### [AUFGABENSTELLUNG]
Schreiben Sie den Text über die öffentliche Meinung zu gentechnisch veränderten Organismen in Europa im Anschluss an seinen letzten Satz weiter.

Nationale Unterschiede ließen sich kaum feststellen. Diese Ergebnisse stehen in Gegensatz zu einer im letzten Jahr veröffentlichten Eurobarometer-Umfrage, die wesentliche Unterschiede in der Akzeptanz festgestellt hatte (Nature Biotechnology vol.18, S. 935, 2000).
Reaktion auf Bevormundung
Den Forschern der neuen Studie zufolge sind die Annahmen von Wissenschaftlern, Industrie und Behörden über die Reaktionen in der Öffentlichkeit falsch. Diese seien kein Ergebnis eines irrationalen Zugangs zum Thema Gentechnik, sondern eine Reaktion auf die Art und Weise, wie die Öffentlichkeit von solchen Eliten behandelt werde.

"Die öffentliche Meinung über gentechnisch veränderte Organismen wird bestimmt vom Verhalten der öffentlichen und privaten Institutionen, das in ganz Europa gleich war", sagte die Soziologin Claire Marris von der Universität Versailles. Das erkläre auch die geringen regionalen Unterschiede.

### [BEREITGESTELLTES MATERIAL]

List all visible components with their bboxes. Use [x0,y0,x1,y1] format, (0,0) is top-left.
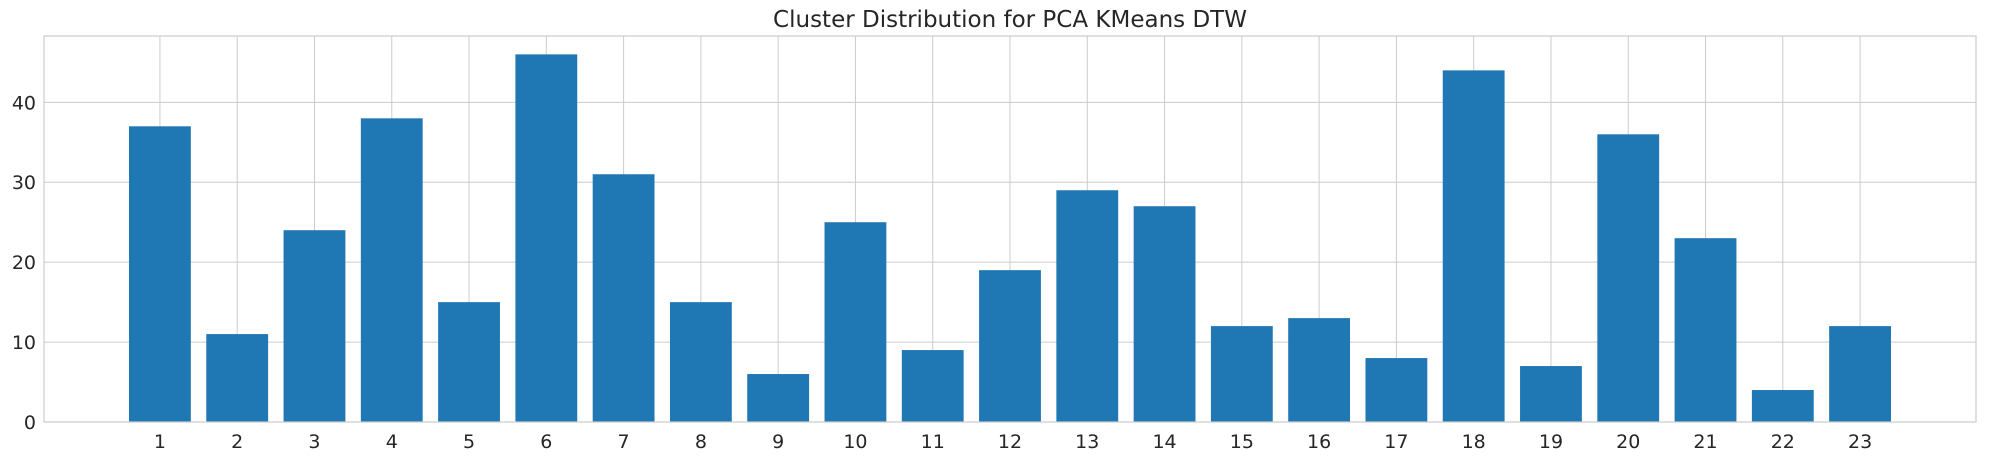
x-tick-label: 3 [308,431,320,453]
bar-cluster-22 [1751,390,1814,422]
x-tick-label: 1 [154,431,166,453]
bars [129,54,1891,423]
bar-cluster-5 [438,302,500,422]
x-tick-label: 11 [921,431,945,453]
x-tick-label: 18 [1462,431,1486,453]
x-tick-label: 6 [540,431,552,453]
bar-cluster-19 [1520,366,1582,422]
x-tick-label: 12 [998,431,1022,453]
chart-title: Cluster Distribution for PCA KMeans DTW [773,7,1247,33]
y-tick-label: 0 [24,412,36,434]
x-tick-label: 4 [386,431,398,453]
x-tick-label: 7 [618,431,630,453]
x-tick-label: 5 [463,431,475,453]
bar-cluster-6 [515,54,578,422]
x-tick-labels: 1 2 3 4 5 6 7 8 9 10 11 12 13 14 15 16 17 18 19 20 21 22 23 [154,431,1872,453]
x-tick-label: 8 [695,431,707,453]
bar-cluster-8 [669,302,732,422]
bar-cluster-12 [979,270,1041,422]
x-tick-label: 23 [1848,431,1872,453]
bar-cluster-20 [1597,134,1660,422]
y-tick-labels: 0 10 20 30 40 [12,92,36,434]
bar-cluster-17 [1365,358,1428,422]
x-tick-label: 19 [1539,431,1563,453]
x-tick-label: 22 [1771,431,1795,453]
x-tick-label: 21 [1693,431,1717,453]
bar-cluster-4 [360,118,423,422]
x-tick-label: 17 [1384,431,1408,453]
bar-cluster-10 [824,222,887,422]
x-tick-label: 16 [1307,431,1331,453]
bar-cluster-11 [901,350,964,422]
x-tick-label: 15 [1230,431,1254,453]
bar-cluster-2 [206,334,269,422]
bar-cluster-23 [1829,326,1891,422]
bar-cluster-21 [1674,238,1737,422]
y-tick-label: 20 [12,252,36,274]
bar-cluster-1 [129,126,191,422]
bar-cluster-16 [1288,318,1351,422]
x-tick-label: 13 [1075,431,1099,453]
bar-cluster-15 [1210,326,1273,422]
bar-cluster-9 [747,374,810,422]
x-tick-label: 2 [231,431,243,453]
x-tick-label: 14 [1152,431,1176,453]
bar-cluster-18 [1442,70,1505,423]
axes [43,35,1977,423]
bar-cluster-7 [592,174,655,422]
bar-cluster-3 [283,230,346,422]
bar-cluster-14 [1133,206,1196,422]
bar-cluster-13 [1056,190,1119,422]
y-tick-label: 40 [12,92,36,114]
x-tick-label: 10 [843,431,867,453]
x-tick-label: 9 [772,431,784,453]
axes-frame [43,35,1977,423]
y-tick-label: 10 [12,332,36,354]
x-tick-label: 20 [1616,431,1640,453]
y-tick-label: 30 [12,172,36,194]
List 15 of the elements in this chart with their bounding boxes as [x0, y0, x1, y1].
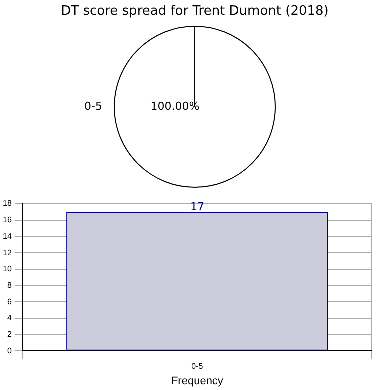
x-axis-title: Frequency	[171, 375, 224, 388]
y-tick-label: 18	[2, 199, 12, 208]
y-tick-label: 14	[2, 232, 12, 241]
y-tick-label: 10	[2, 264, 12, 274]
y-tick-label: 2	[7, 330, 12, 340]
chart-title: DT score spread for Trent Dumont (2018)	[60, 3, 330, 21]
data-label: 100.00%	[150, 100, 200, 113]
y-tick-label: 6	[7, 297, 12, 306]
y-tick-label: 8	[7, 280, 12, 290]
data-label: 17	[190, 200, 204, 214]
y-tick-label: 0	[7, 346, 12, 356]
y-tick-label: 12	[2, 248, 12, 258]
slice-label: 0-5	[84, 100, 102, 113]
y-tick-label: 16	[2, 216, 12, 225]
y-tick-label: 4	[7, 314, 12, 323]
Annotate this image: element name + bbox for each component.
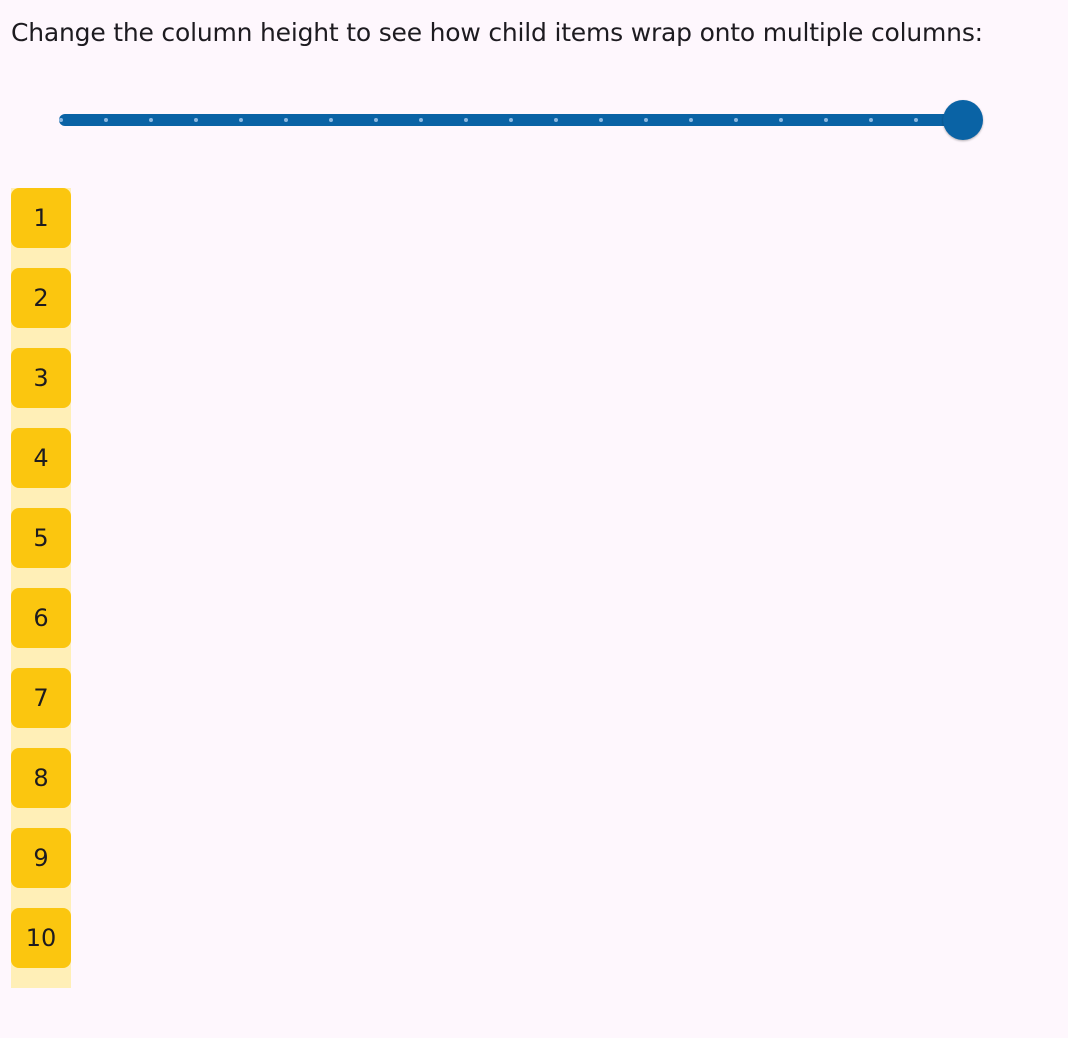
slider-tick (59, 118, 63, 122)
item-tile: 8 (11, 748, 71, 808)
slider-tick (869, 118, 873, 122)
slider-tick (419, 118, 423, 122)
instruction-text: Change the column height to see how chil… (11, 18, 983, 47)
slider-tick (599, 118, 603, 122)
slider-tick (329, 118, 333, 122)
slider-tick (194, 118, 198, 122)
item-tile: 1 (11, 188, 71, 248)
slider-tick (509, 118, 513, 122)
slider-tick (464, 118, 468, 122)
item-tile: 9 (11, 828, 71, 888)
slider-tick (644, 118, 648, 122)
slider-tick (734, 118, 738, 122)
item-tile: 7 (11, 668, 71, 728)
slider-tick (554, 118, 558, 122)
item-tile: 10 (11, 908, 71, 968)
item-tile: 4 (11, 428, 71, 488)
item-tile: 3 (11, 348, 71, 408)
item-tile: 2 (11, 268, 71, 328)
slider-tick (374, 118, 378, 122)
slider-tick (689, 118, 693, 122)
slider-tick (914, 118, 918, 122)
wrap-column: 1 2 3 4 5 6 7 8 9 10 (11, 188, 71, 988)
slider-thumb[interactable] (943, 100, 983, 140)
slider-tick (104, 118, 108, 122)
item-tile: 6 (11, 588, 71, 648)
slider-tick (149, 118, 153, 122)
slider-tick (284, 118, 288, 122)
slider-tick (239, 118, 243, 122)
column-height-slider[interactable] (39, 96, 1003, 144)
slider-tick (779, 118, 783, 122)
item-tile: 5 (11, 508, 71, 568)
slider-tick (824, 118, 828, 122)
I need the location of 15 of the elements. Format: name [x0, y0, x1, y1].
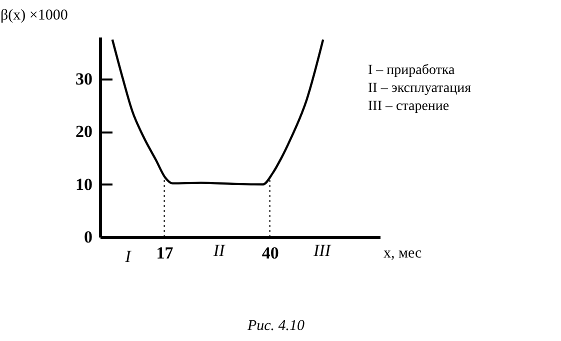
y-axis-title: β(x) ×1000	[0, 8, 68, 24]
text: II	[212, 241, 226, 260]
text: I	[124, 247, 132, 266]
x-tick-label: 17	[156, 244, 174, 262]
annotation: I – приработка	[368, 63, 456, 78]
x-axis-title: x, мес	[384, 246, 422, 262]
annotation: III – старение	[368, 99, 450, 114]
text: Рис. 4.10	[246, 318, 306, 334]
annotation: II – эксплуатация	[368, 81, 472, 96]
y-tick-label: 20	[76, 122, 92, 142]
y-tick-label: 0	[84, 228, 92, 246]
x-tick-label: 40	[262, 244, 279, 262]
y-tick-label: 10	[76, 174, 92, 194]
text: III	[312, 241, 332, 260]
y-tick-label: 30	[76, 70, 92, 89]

### [LÖSUNG]
NGOs nicht anders
Auch NGOs fallen in dieses Verhaltensmuster. Marris zufolge meinen NGOs oft, sie müssten die Öffentlichkeit über Risiken aufklären und die Lösung läge in besserer Kennzeichnung und Information. Die Öffentlichkeit sehe NGOs zwar als notwendiges Gegengewicht zur Industrie, sei sich aber deren Parteilichkeit bewusst.
Mehr Beteiligung der Öffentlichkeit
Insgesamt kommt die Studie zum Schluss, dass die Öffentlichkeit verstärkt in den Innovationsprozess eingebunden werden sollte, und zwar bereits bei der Risikoabschätzung und nicht erst, wenn es darum geht, ein bestimmtes Produkt anzunehmen oder abzulehnen. "Wir müssen neue Verfahren entwickeln (...), um die Leute in die Bestimmung von Forschungsprioritäten und die Gestaltung der Risikoabschätzungen einzubinden", sagte Marris.

(HT)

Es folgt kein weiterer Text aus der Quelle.